◆ **Goal**
Set down, word for word, the stretch of lines from the one containing "Read this page and output its text content." to the end of the records below.

**********

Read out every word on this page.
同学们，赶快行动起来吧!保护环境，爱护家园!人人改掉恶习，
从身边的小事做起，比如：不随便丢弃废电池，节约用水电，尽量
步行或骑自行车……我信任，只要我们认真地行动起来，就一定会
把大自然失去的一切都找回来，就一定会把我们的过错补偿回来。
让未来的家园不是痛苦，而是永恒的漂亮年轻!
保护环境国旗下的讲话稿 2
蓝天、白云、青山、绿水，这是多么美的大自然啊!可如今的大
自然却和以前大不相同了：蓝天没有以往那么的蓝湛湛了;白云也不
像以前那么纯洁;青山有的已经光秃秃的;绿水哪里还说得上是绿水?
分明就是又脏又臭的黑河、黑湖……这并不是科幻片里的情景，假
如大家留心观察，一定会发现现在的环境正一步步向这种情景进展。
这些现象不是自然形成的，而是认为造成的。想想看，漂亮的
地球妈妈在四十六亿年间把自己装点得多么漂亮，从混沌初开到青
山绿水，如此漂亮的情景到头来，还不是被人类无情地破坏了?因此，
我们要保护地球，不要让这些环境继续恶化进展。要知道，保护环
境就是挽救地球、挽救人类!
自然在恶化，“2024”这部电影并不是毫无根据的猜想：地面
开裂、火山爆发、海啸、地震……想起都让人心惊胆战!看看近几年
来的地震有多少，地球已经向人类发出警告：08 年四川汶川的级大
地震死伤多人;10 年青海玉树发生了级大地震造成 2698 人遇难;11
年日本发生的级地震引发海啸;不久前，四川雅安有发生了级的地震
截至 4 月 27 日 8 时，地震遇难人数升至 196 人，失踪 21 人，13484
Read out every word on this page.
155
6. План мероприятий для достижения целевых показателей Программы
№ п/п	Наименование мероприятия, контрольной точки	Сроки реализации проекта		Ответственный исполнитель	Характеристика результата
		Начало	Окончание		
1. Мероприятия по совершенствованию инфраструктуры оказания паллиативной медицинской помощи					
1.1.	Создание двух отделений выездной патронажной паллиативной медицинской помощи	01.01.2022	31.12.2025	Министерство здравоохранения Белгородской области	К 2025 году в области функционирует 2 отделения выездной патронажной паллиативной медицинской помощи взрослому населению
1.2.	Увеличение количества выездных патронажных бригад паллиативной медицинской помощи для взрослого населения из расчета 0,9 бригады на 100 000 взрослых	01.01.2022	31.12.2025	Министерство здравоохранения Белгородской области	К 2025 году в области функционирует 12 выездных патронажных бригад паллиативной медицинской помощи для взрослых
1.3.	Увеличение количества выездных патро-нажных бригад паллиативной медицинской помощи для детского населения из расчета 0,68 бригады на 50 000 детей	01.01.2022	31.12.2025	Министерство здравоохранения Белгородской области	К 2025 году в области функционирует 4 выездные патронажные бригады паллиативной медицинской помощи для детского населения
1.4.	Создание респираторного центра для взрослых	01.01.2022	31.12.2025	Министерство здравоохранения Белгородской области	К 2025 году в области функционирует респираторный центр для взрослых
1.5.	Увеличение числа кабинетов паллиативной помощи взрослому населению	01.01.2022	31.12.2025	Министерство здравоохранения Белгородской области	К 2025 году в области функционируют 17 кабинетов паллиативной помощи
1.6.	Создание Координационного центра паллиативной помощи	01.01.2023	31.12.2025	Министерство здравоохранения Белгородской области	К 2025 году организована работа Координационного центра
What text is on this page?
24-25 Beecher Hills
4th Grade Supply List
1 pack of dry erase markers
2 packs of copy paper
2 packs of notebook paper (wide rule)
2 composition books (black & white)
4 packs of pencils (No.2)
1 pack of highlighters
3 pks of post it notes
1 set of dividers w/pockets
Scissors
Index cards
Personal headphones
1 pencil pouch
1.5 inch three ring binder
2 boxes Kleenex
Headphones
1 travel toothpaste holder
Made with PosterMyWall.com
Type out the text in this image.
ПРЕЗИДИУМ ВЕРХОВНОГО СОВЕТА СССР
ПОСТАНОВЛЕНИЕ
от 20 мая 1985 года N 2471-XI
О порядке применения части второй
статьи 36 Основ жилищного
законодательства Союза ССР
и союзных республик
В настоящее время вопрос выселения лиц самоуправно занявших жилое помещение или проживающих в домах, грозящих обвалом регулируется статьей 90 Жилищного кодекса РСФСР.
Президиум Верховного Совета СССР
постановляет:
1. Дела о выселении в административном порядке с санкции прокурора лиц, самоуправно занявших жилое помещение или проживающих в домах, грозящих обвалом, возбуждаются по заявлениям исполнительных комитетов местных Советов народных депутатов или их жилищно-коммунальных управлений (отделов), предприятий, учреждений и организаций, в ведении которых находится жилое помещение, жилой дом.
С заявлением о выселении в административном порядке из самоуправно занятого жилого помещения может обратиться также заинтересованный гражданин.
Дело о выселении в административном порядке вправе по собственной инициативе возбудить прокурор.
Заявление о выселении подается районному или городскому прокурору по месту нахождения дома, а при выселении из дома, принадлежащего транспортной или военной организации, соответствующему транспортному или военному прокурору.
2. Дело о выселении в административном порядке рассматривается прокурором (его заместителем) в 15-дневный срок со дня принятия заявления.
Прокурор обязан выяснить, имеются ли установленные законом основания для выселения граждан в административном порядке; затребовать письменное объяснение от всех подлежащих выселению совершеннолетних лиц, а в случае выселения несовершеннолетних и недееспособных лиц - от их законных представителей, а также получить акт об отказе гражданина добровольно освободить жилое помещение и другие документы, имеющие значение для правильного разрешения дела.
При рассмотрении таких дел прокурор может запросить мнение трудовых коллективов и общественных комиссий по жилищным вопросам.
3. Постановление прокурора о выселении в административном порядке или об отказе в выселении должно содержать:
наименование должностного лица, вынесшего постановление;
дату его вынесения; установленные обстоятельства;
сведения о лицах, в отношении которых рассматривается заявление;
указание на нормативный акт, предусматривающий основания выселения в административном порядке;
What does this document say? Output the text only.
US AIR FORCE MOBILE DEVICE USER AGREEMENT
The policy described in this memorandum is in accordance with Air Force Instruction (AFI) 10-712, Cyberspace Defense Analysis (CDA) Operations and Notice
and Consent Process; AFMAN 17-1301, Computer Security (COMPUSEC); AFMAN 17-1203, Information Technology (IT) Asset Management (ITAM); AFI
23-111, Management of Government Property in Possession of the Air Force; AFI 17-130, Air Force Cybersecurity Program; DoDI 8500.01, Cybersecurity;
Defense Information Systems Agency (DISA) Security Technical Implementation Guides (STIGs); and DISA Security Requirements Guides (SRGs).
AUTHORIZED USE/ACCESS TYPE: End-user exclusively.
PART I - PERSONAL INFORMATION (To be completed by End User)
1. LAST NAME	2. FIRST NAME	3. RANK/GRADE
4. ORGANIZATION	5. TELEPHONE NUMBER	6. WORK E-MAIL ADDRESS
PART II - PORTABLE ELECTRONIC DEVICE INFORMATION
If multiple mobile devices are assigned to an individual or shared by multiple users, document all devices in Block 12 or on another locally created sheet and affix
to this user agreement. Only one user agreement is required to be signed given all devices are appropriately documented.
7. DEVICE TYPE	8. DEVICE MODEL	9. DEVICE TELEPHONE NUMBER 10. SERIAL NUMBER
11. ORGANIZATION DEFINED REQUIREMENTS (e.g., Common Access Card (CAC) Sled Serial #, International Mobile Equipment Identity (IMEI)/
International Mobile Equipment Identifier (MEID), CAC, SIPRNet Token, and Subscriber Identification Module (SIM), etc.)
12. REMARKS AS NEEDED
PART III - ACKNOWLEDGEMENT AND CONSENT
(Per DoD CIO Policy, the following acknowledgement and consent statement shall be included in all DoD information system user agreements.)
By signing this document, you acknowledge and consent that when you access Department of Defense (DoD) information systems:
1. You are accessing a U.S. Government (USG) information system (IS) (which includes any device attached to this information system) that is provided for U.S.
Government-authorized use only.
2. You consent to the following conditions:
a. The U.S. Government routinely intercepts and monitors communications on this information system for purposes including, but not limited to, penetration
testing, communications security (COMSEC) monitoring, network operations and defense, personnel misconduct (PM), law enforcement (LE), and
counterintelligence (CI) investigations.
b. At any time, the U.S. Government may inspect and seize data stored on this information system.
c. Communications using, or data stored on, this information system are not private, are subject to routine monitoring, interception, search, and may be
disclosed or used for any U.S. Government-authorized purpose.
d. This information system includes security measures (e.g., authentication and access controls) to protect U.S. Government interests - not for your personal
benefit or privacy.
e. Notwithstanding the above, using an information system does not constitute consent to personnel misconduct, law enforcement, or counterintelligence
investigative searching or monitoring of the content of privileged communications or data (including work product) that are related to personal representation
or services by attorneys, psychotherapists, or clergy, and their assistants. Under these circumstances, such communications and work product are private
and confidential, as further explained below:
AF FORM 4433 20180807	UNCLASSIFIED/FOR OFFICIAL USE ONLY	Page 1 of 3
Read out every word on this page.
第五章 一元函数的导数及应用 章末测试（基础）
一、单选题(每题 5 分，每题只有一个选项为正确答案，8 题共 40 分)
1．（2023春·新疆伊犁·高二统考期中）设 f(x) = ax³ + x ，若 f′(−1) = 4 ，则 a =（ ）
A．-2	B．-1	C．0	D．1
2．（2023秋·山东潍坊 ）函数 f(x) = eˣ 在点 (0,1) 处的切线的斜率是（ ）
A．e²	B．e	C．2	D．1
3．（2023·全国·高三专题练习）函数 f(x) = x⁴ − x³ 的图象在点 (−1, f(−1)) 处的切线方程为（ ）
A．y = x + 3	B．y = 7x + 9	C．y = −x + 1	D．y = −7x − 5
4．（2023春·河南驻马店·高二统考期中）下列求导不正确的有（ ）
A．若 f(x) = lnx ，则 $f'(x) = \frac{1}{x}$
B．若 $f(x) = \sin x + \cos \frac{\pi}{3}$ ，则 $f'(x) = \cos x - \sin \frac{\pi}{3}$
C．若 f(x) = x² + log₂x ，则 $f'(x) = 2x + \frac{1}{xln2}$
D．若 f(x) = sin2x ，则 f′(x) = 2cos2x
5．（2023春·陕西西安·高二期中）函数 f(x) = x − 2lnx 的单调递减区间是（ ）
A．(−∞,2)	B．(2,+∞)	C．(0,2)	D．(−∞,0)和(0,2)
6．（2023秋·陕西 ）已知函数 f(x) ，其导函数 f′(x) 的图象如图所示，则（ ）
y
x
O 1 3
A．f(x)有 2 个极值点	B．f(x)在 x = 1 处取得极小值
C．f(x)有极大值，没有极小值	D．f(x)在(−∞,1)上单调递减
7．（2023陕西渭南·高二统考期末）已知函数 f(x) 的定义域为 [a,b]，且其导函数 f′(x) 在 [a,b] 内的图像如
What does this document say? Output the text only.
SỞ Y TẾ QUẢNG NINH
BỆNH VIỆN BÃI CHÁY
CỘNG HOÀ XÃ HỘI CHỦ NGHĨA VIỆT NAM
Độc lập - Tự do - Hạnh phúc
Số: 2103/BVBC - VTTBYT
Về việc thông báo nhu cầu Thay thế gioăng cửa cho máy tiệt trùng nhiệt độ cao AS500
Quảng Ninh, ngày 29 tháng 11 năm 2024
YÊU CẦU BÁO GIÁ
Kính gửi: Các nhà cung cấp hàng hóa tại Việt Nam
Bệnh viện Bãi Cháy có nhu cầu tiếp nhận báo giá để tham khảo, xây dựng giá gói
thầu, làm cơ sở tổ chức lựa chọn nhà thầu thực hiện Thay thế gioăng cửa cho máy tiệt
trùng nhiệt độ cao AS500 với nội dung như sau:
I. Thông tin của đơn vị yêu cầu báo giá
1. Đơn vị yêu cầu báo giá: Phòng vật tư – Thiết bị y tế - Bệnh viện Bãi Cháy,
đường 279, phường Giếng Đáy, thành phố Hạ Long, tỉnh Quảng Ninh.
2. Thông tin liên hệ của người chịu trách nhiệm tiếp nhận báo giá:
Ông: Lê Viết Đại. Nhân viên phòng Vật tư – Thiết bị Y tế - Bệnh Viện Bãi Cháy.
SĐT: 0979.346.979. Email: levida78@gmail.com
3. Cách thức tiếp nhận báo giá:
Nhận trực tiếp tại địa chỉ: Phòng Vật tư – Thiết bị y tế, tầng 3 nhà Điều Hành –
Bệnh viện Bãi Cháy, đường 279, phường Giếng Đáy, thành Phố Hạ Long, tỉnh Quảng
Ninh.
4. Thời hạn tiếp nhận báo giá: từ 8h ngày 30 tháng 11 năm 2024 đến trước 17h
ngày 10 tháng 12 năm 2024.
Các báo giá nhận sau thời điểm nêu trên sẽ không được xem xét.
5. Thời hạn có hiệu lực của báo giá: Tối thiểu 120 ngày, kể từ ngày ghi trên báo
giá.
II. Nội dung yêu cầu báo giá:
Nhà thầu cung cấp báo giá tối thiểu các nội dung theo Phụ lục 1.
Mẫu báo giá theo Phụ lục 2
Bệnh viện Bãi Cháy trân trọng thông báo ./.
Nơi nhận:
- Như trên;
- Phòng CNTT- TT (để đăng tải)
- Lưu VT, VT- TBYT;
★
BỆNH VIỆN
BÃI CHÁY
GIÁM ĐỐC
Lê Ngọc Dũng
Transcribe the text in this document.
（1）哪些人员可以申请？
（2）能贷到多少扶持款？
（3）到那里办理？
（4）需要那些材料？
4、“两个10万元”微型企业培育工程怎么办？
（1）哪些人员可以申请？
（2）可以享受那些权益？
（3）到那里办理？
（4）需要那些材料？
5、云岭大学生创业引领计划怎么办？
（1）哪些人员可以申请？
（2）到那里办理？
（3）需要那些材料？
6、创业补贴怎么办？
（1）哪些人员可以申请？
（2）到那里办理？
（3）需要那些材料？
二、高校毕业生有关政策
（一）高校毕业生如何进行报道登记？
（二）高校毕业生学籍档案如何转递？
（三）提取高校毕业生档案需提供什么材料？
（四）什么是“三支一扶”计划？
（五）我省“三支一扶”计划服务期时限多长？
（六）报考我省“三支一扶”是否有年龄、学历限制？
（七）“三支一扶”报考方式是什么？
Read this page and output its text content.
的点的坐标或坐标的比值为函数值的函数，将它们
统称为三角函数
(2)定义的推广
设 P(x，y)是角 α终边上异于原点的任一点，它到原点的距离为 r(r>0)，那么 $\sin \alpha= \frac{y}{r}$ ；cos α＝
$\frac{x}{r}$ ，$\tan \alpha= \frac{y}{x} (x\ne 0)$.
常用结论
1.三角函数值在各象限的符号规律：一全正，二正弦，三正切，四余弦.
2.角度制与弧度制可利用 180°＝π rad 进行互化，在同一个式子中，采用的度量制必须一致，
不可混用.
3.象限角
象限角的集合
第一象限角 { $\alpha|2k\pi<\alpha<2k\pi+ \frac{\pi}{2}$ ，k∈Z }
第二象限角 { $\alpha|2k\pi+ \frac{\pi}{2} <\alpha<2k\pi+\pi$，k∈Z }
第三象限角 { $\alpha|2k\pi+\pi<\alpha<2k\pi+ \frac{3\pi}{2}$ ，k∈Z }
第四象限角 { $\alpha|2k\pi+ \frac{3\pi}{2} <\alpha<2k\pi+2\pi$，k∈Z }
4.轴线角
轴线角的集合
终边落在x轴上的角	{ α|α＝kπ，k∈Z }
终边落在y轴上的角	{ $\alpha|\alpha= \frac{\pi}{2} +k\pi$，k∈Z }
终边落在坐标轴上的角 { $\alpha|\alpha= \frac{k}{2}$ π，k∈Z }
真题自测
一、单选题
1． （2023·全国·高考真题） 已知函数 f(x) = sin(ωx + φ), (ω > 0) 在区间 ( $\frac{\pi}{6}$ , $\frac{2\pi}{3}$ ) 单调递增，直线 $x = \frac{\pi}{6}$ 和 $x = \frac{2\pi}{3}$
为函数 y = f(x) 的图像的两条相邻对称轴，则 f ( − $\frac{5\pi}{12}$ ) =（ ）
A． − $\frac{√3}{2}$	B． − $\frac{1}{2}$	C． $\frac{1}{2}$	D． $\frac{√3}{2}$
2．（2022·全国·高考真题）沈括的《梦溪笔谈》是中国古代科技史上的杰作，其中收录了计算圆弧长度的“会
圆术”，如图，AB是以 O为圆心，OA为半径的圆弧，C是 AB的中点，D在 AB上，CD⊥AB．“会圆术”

**********

◆ **Answer to this problem**
Read this page and output its text content.
的点的坐标或坐标的比值为函数值的函数，将它们
统称为三角函数
(2)定义的推广
设 P(x，y)是角 α终边上异于原点的任一点，它到原点的距离为 r(r>0)，那么 $\sin \alpha= \frac{y}{r}$ ；cos α＝
$\frac{x}{r}$ ，$\tan \alpha= \frac{y}{x} (x\ne 0)$.
常用结论
1.三角函数值在各象限的符号规律：一全正，二正弦，三正切，四余弦.
2.角度制与弧度制可利用 180°＝π rad 进行互化，在同一个式子中，采用的度量制必须一致，
不可混用.
3.象限角
象限角的集合
第一象限角 { $\alpha|2k\pi<\alpha<2k\pi+ \frac{\pi}{2}$ ，k∈Z }
第二象限角 { $\alpha|2k\pi+ \frac{\pi}{2} <\alpha<2k\pi+\pi$，k∈Z }
第三象限角 { $\alpha|2k\pi+\pi<\alpha<2k\pi+ \frac{3\pi}{2}$ ，k∈Z }
第四象限角 { $\alpha|2k\pi+ \frac{3\pi}{2} <\alpha<2k\pi+2\pi$，k∈Z }
4.轴线角
轴线角的集合
终边落在x轴上的角	{ α|α＝kπ，k∈Z }
终边落在y轴上的角	{ $\alpha|\alpha= \frac{\pi}{2} +k\pi$，k∈Z }
终边落在坐标轴上的角 { $\alpha|\alpha= \frac{k}{2}$ π，k∈Z }
真题自测
一、单选题
1． （2023·全国·高考真题） 已知函数 f(x) = sin(ωx + φ), (ω > 0) 在区间 ( $\frac{\pi}{6}$ , $\frac{2\pi}{3}$ ) 单调递增，直线 $x = \frac{\pi}{6}$ 和 $x = \frac{2\pi}{3}$
为函数 y = f(x) 的图像的两条相邻对称轴，则 f ( − $\frac{5\pi}{12}$ ) =（ ）
A． − $\frac{√3}{2}$	B． − $\frac{1}{2}$	C． $\frac{1}{2}$	D． $\frac{√3}{2}$
2．（2022·全国·高考真题）沈括的《梦溪笔谈》是中国古代科技史上的杰作，其中收录了计算圆弧长度的“会
圆术”，如图，AB是以 O为圆心，OA为半径的圆弧，C是 AB的中点，D在 AB上，CD⊥AB．“会圆术”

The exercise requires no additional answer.